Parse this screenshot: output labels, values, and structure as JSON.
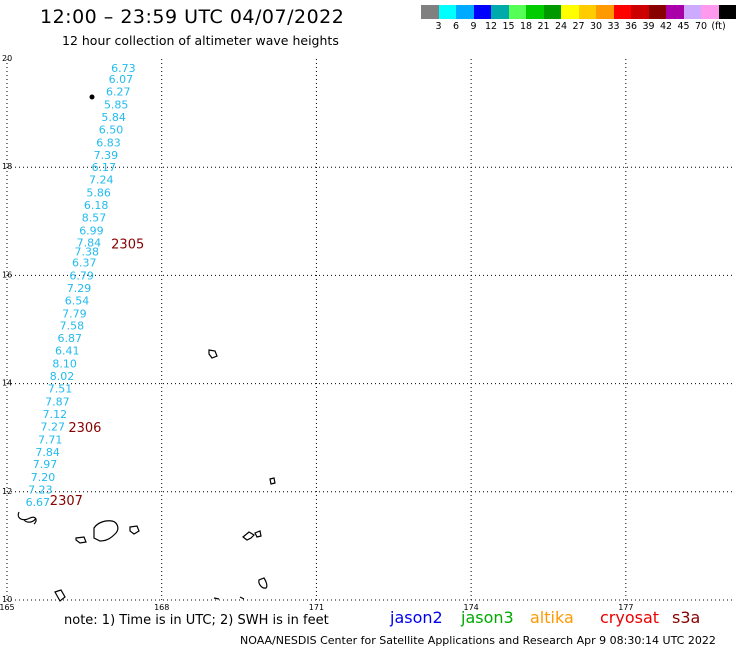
{
  "header": {
    "title": "12:00 – 23:59 UTC 04/07/2022",
    "subtitle": "12 hour collection of altimeter wave heights"
  },
  "color_scale": {
    "colors": [
      "#808080",
      "#00ffff",
      "#00aaff",
      "#0000ff",
      "#00aaaa",
      "#55ff55",
      "#00cc00",
      "#009900",
      "#ffff00",
      "#ffcc00",
      "#ff9900",
      "#ff0000",
      "#cc0000",
      "#880000",
      "#aa00aa",
      "#ccaaff",
      "#ff99ee",
      "#000000"
    ],
    "labels": [
      "3",
      "6",
      "9",
      "12",
      "15",
      "18",
      "21",
      "24",
      "27",
      "30",
      "33",
      "36",
      "39",
      "42",
      "45",
      "70",
      "(ft)"
    ]
  },
  "map": {
    "lon_ticks": [
      "165",
      "168",
      "171",
      "174",
      "177"
    ],
    "lat_ticks": [
      "20",
      "18",
      "16",
      "14",
      "12",
      "10"
    ],
    "wave_color": "#22bbee",
    "track_label_color": "#880000",
    "wave_heights": [
      {
        "v": "6.73",
        "lon": 167.02,
        "lat": 19.83
      },
      {
        "v": "6.07",
        "lon": 166.97,
        "lat": 19.63
      },
      {
        "v": "6.27",
        "lon": 166.92,
        "lat": 19.4
      },
      {
        "v": "5.85",
        "lon": 166.88,
        "lat": 19.16
      },
      {
        "v": "5.84",
        "lon": 166.83,
        "lat": 18.93
      },
      {
        "v": "6.50",
        "lon": 166.78,
        "lat": 18.7
      },
      {
        "v": "6.83",
        "lon": 166.73,
        "lat": 18.46
      },
      {
        "v": "7.39",
        "lon": 166.68,
        "lat": 18.23
      },
      {
        "v": "6.17",
        "lon": 166.64,
        "lat": 18.0
      },
      {
        "v": "7.24",
        "lon": 166.59,
        "lat": 17.77
      },
      {
        "v": "5.86",
        "lon": 166.54,
        "lat": 17.53
      },
      {
        "v": "6.18",
        "lon": 166.49,
        "lat": 17.3
      },
      {
        "v": "8.57",
        "lon": 166.45,
        "lat": 17.07
      },
      {
        "v": "6.99",
        "lon": 166.4,
        "lat": 16.83
      },
      {
        "v": "7.84",
        "lon": 166.35,
        "lat": 16.61
      },
      {
        "v": "7.38",
        "lon": 166.31,
        "lat": 16.44
      },
      {
        "v": "6.37",
        "lon": 166.26,
        "lat": 16.24
      },
      {
        "v": "6.79",
        "lon": 166.21,
        "lat": 16.0
      },
      {
        "v": "7.29",
        "lon": 166.16,
        "lat": 15.77
      },
      {
        "v": "6.54",
        "lon": 166.12,
        "lat": 15.54
      },
      {
        "v": "7.79",
        "lon": 166.07,
        "lat": 15.3
      },
      {
        "v": "7.58",
        "lon": 166.02,
        "lat": 15.07
      },
      {
        "v": "6.87",
        "lon": 165.98,
        "lat": 14.84
      },
      {
        "v": "6.41",
        "lon": 165.93,
        "lat": 14.61
      },
      {
        "v": "8.10",
        "lon": 165.88,
        "lat": 14.37
      },
      {
        "v": "8.02",
        "lon": 165.83,
        "lat": 14.14
      },
      {
        "v": "7.51",
        "lon": 165.79,
        "lat": 13.91
      },
      {
        "v": "7.87",
        "lon": 165.74,
        "lat": 13.67
      },
      {
        "v": "7.12",
        "lon": 165.69,
        "lat": 13.44
      },
      {
        "v": "7.27",
        "lon": 165.65,
        "lat": 13.21
      },
      {
        "v": "7.71",
        "lon": 165.6,
        "lat": 12.97
      },
      {
        "v": "7.84",
        "lon": 165.55,
        "lat": 12.74
      },
      {
        "v": "7.97",
        "lon": 165.5,
        "lat": 12.51
      },
      {
        "v": "7.20",
        "lon": 165.46,
        "lat": 12.27
      },
      {
        "v": "7.23",
        "lon": 165.41,
        "lat": 12.04
      },
      {
        "v": "6.67",
        "lon": 165.36,
        "lat": 11.81
      }
    ],
    "track_labels": [
      {
        "text": "2305",
        "lon": 167.02,
        "lat": 16.57
      },
      {
        "text": "2306",
        "lon": 166.19,
        "lat": 13.18
      },
      {
        "text": "2307",
        "lon": 165.83,
        "lat": 11.83
      }
    ]
  },
  "note": "note:  1) Time is in UTC;  2) SWH is in feet",
  "satellites": [
    {
      "name": "jason2",
      "color": "#0000ee"
    },
    {
      "name": "jason3",
      "color": "#00aa00"
    },
    {
      "name": "altika",
      "color": "#ff9900"
    },
    {
      "name": "cryosat",
      "color": "#ee0000"
    },
    {
      "name": "s3a",
      "color": "#880000"
    }
  ],
  "footer": "NOAA/NESDIS Center for Satellite Applications and Research    Apr  9 08:30:14 UTC 2022"
}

##########

| Requirements |
Quote the records in their entirety, keeping the wording exact and excluding pictures.

| Exercise response |
Parse this screenshot: output labels, values, and structure as JSON.
{
  "header": {
    "title": "12:00 – 23:59 UTC 04/07/2022",
    "subtitle": "12 hour collection of altimeter wave heights"
  },
  "color_scale": {
    "colors": [
      "#808080",
      "#00ffff",
      "#00aaff",
      "#0000ff",
      "#00aaaa",
      "#55ff55",
      "#00cc00",
      "#009900",
      "#ffff00",
      "#ffcc00",
      "#ff9900",
      "#ff0000",
      "#cc0000",
      "#880000",
      "#aa00aa",
      "#ccaaff",
      "#ff99ee",
      "#000000"
    ],
    "labels": [
      "3",
      "6",
      "9",
      "12",
      "15",
      "18",
      "21",
      "24",
      "27",
      "30",
      "33",
      "36",
      "39",
      "42",
      "45",
      "70",
      "(ft)"
    ]
  },
  "map": {
    "lon_ticks": [
      "165",
      "168",
      "171",
      "174",
      "177"
    ],
    "lat_ticks": [
      "20",
      "18",
      "16",
      "14",
      "12",
      "10"
    ],
    "wave_color": "#22bbee",
    "track_label_color": "#880000",
    "wave_heights": [
      {
        "v": "6.73",
        "lon": 167.02,
        "lat": 19.83
      },
      {
        "v": "6.07",
        "lon": 166.97,
        "lat": 19.63
      },
      {
        "v": "6.27",
        "lon": 166.92,
        "lat": 19.4
      },
      {
        "v": "5.85",
        "lon": 166.88,
        "lat": 19.16
      },
      {
        "v": "5.84",
        "lon": 166.83,
        "lat": 18.93
      },
      {
        "v": "6.50",
        "lon": 166.78,
        "lat": 18.7
      },
      {
        "v": "6.83",
        "lon": 166.73,
        "lat": 18.46
      },
      {
        "v": "7.39",
        "lon": 166.68,
        "lat": 18.23
      },
      {
        "v": "6.17",
        "lon": 166.64,
        "lat": 18.0
      },
      {
        "v": "7.24",
        "lon": 166.59,
        "lat": 17.77
      },
      {
        "v": "5.86",
        "lon": 166.54,
        "lat": 17.53
      },
      {
        "v": "6.18",
        "lon": 166.49,
        "lat": 17.3
      },
      {
        "v": "8.57",
        "lon": 166.45,
        "lat": 17.07
      },
      {
        "v": "6.99",
        "lon": 166.4,
        "lat": 16.83
      },
      {
        "v": "7.84",
        "lon": 166.35,
        "lat": 16.61
      },
      {
        "v": "7.38",
        "lon": 166.31,
        "lat": 16.44
      },
      {
        "v": "6.37",
        "lon": 166.26,
        "lat": 16.24
      },
      {
        "v": "6.79",
        "lon": 166.21,
        "lat": 16.0
      },
      {
        "v": "7.29",
        "lon": 166.16,
        "lat": 15.77
      },
      {
        "v": "6.54",
        "lon": 166.12,
        "lat": 15.54
      },
      {
        "v": "7.79",
        "lon": 166.07,
        "lat": 15.3
      },
      {
        "v": "7.58",
        "lon": 166.02,
        "lat": 15.07
      },
      {
        "v": "6.87",
        "lon": 165.98,
        "lat": 14.84
      },
      {
        "v": "6.41",
        "lon": 165.93,
        "lat": 14.61
      },
      {
        "v": "8.10",
        "lon": 165.88,
        "lat": 14.37
      },
      {
        "v": "8.02",
        "lon": 165.83,
        "lat": 14.14
      },
      {
        "v": "7.51",
        "lon": 165.79,
        "lat": 13.91
      },
      {
        "v": "7.87",
        "lon": 165.74,
        "lat": 13.67
      },
      {
        "v": "7.12",
        "lon": 165.69,
        "lat": 13.44
      },
      {
        "v": "7.27",
        "lon": 165.65,
        "lat": 13.21
      },
      {
        "v": "7.71",
        "lon": 165.6,
        "lat": 12.97
      },
      {
        "v": "7.84",
        "lon": 165.55,
        "lat": 12.74
      },
      {
        "v": "7.97",
        "lon": 165.5,
        "lat": 12.51
      },
      {
        "v": "7.20",
        "lon": 165.46,
        "lat": 12.27
      },
      {
        "v": "7.23",
        "lon": 165.41,
        "lat": 12.04
      },
      {
        "v": "6.67",
        "lon": 165.36,
        "lat": 11.81
      }
    ],
    "track_labels": [
      {
        "text": "2305",
        "lon": 167.02,
        "lat": 16.57
      },
      {
        "text": "2306",
        "lon": 166.19,
        "lat": 13.18
      },
      {
        "text": "2307",
        "lon": 165.83,
        "lat": 11.83
      }
    ]
  },
  "note": "note:  1) Time is in UTC;  2) SWH is in feet",
  "satellites": [
    {
      "name": "jason2",
      "color": "#0000ee"
    },
    {
      "name": "jason3",
      "color": "#00aa00"
    },
    {
      "name": "altika",
      "color": "#ff9900"
    },
    {
      "name": "cryosat",
      "color": "#ee0000"
    },
    {
      "name": "s3a",
      "color": "#880000"
    }
  ],
  "footer": "NOAA/NESDIS Center for Satellite Applications and Research    Apr  9 08:30:14 UTC 2022"
}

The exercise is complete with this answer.